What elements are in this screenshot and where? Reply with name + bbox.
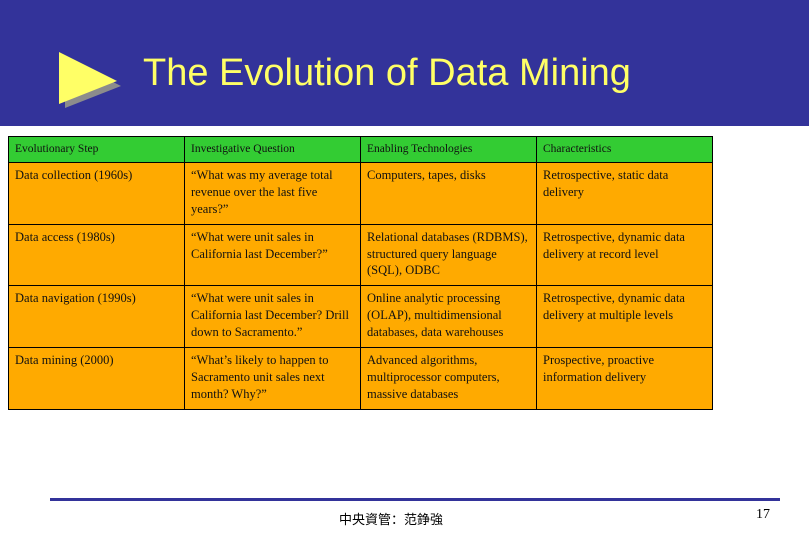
evolution-table: Evolutionary Step Investigative Question… [8, 136, 713, 410]
table-cell: Relational databases (RDBMS), structured… [360, 223, 537, 287]
table-cell: “What were unit sales in California last… [184, 285, 361, 348]
table-cell: Retrospective, dynamic data delivery at … [536, 285, 713, 348]
table-cell: Retrospective, static data delivery [536, 162, 713, 225]
table-cell: Data mining (2000) [8, 346, 185, 410]
slide-title: The Evolution of Data Mining [143, 52, 631, 94]
table-cell: Prospective, proactive information deliv… [536, 346, 713, 410]
table-cell: “What’s likely to happen to Sacramento u… [184, 346, 361, 410]
table-cell: Data navigation (1990s) [8, 285, 185, 348]
table-cell: Online analytic processing (OLAP), multi… [360, 285, 537, 348]
header-cell-evolutionary-step: Evolutionary Step [8, 136, 185, 163]
table-cell: Data access (1980s) [8, 223, 185, 287]
footer-credit: 中央資管：范錚強 [339, 513, 444, 528]
right-arrow-icon [59, 52, 121, 108]
header-cell-investigative-question: Investigative Question [184, 136, 361, 163]
table-cell: Retrospective, dynamic data delivery at … [536, 223, 713, 287]
table-row: Data navigation (1990s) “What were unit … [8, 285, 713, 348]
header-cell-enabling-technologies: Enabling Technologies [360, 136, 537, 163]
table-cell: Computers, tapes, disks [360, 162, 537, 225]
footer-divider [50, 498, 780, 501]
table-row: Data collection (1960s) “What was my ave… [8, 162, 713, 225]
table-cell: Advanced algorithms, multiprocessor comp… [360, 346, 537, 410]
page-number: 17 [756, 507, 770, 522]
table-cell: “What was my average total revenue over … [184, 162, 361, 225]
header-band [0, 0, 809, 126]
table-header-row: Evolutionary Step Investigative Question… [8, 136, 713, 163]
table-cell: Data collection (1960s) [8, 162, 185, 225]
table-cell: “What were unit sales in California last… [184, 223, 361, 287]
header-cell-characteristics: Characteristics [536, 136, 713, 163]
table-row: Data access (1980s) “What were unit sale… [8, 223, 713, 287]
table-row: Data mining (2000) “What’s likely to hap… [8, 346, 713, 410]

========================================

Can you rewrite the entries above with every "table-cell" changed to "grid-cell", leaving all else as it is and leaving the pictures out?

→ FINISHED EXERCISE
What elements are in this screenshot and where? Reply with name + bbox.
evolution-table: Evolutionary Step Investigative Question… [8, 136, 713, 410]
grid-cell: Relational databases (RDBMS), structured… [360, 223, 537, 287]
grid-cell: “What were unit sales in California last… [184, 285, 361, 348]
grid-cell: Retrospective, dynamic data delivery at … [536, 285, 713, 348]
grid-cell: Retrospective, static data delivery [536, 162, 713, 225]
grid-cell: Data mining (2000) [8, 346, 185, 410]
slide-title: The Evolution of Data Mining [143, 52, 631, 94]
grid-cell: Prospective, proactive information deliv… [536, 346, 713, 410]
grid-cell: “What’s likely to happen to Sacramento u… [184, 346, 361, 410]
grid-cell: Data navigation (1990s) [8, 285, 185, 348]
grid-cell: Online analytic processing (OLAP), multi… [360, 285, 537, 348]
header-cell-evolutionary-step: Evolutionary Step [8, 136, 185, 163]
grid-cell: Data access (1980s) [8, 223, 185, 287]
footer-credit: 中央資管：范錚強 [339, 513, 444, 528]
right-arrow-icon [59, 52, 121, 108]
header-cell-investigative-question: Investigative Question [184, 136, 361, 163]
grid-cell: Retrospective, dynamic data delivery at … [536, 223, 713, 287]
table-row: Data navigation (1990s) “What were unit … [8, 285, 713, 348]
header-cell-enabling-technologies: Enabling Technologies [360, 136, 537, 163]
grid-cell: Computers, tapes, disks [360, 162, 537, 225]
footer-divider [50, 498, 780, 501]
table-row: Data collection (1960s) “What was my ave… [8, 162, 713, 225]
grid-cell: Advanced algorithms, multiprocessor comp… [360, 346, 537, 410]
page-number: 17 [756, 507, 770, 522]
grid-cell: “What was my average total revenue over … [184, 162, 361, 225]
header-band [0, 0, 809, 126]
table-header-row: Evolutionary Step Investigative Question… [8, 136, 713, 163]
grid-cell: Data collection (1960s) [8, 162, 185, 225]
grid-cell: “What were unit sales in California last… [184, 223, 361, 287]
header-cell-characteristics: Characteristics [536, 136, 713, 163]
table-row: Data access (1980s) “What were unit sale… [8, 223, 713, 287]
table-row: Data mining (2000) “What’s likely to hap… [8, 346, 713, 410]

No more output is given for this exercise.